=== Written exercise ===
Return every record below exactly as written, omitting any pictures.

— begin Supplied information —

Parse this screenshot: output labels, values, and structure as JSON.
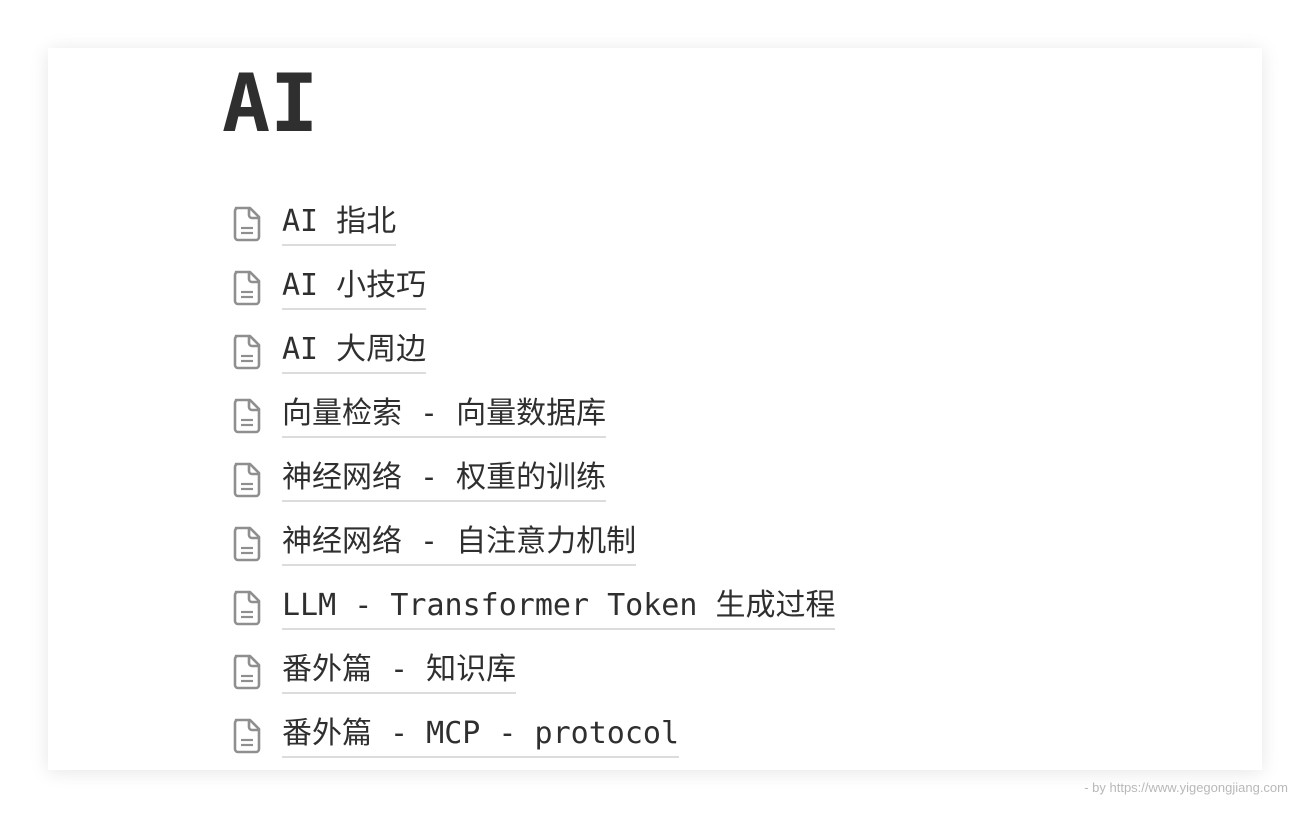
{
  "page": {
    "title": "AI"
  },
  "items": [
    {
      "label": "AI 指北",
      "icon": "document-icon"
    },
    {
      "label": "AI 小技巧",
      "icon": "document-icon"
    },
    {
      "label": "AI 大周边",
      "icon": "document-icon"
    },
    {
      "label": "向量检索 - 向量数据库",
      "icon": "document-icon"
    },
    {
      "label": "神经网络 - 权重的训练",
      "icon": "document-icon"
    },
    {
      "label": "神经网络 - 自注意力机制",
      "icon": "document-icon"
    },
    {
      "label": "LLM - Transformer Token 生成过程",
      "icon": "document-icon"
    },
    {
      "label": "番外篇 - 知识库",
      "icon": "document-icon"
    },
    {
      "label": "番外篇 - MCP - protocol",
      "icon": "document-icon"
    }
  ],
  "footer": {
    "text": "- by https://www.yigegongjiang.com"
  }
}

— end Supplied information —

=== Complete output ===
Parse this screenshot: output labels, values, and structure as JSON.
{
  "page": {
    "title": "AI"
  },
  "items": [
    {
      "label": "AI 指北",
      "icon": "document-icon"
    },
    {
      "label": "AI 小技巧",
      "icon": "document-icon"
    },
    {
      "label": "AI 大周边",
      "icon": "document-icon"
    },
    {
      "label": "向量检索 - 向量数据库",
      "icon": "document-icon"
    },
    {
      "label": "神经网络 - 权重的训练",
      "icon": "document-icon"
    },
    {
      "label": "神经网络 - 自注意力机制",
      "icon": "document-icon"
    },
    {
      "label": "LLM - Transformer Token 生成过程",
      "icon": "document-icon"
    },
    {
      "label": "番外篇 - 知识库",
      "icon": "document-icon"
    },
    {
      "label": "番外篇 - MCP - protocol",
      "icon": "document-icon"
    }
  ],
  "footer": {
    "text": "- by https://www.yigegongjiang.com"
  }
}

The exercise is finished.